Task to complete: Please find all lines in the data that hold the string "this" and copy them.

Given records:
********************
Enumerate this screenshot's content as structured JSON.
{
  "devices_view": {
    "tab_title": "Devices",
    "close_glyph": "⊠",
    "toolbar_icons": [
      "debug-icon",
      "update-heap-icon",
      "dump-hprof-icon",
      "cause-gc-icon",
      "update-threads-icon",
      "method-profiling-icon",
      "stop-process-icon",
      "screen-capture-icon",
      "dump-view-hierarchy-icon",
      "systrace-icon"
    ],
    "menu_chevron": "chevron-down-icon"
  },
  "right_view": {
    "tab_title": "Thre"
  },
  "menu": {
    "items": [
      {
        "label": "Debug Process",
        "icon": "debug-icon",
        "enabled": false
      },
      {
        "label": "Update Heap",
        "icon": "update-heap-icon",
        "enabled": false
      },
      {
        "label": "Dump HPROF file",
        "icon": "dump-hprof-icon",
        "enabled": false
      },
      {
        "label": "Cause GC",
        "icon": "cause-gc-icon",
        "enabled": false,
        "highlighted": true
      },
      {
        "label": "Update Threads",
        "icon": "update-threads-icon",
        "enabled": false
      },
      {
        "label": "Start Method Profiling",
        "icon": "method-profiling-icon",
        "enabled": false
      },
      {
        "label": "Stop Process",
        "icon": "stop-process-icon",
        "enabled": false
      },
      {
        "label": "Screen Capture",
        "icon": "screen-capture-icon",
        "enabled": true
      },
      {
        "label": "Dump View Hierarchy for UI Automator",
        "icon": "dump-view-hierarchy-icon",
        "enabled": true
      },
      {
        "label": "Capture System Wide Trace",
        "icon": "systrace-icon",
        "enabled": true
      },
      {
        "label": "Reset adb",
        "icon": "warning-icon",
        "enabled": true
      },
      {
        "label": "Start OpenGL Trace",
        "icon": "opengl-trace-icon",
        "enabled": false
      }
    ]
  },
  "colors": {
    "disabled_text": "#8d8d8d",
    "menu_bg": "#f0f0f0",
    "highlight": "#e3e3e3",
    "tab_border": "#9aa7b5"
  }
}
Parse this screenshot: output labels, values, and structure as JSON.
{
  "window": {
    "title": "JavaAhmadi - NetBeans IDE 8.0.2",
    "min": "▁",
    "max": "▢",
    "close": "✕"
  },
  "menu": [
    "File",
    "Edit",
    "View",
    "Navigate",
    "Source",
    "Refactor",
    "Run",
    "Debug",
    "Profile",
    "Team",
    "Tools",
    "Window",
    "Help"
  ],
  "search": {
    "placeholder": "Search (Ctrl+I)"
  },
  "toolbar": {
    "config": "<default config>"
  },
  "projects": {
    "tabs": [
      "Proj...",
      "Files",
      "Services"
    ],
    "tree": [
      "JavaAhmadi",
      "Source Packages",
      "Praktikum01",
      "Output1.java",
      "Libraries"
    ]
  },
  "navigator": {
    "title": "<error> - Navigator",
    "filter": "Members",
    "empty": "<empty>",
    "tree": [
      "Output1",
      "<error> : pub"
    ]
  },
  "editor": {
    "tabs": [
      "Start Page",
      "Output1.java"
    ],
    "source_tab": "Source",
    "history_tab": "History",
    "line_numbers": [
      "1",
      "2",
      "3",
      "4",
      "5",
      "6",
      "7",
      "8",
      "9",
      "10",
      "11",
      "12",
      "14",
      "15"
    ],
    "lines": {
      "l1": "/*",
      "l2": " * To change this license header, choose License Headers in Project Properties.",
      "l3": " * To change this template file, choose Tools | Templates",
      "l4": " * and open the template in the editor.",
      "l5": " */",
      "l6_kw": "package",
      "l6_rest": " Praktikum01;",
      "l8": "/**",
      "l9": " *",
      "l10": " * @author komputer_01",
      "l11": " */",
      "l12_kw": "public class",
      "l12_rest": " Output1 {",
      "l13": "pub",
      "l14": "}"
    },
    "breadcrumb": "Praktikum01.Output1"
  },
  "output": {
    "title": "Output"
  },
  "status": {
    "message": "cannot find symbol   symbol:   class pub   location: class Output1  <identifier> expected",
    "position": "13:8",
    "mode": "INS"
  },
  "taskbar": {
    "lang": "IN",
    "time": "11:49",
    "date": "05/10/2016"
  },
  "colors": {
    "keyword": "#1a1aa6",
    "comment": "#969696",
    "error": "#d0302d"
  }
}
********************
Task output:
Enumerate this screenshot's content as structured JSON.
Parse this screenshot: output labels, values, and structure as JSON.
      "l2": " * To change this license header, choose License Headers in Project Properties.",
      "l3": " * To change this template file, choose Tools | Templates",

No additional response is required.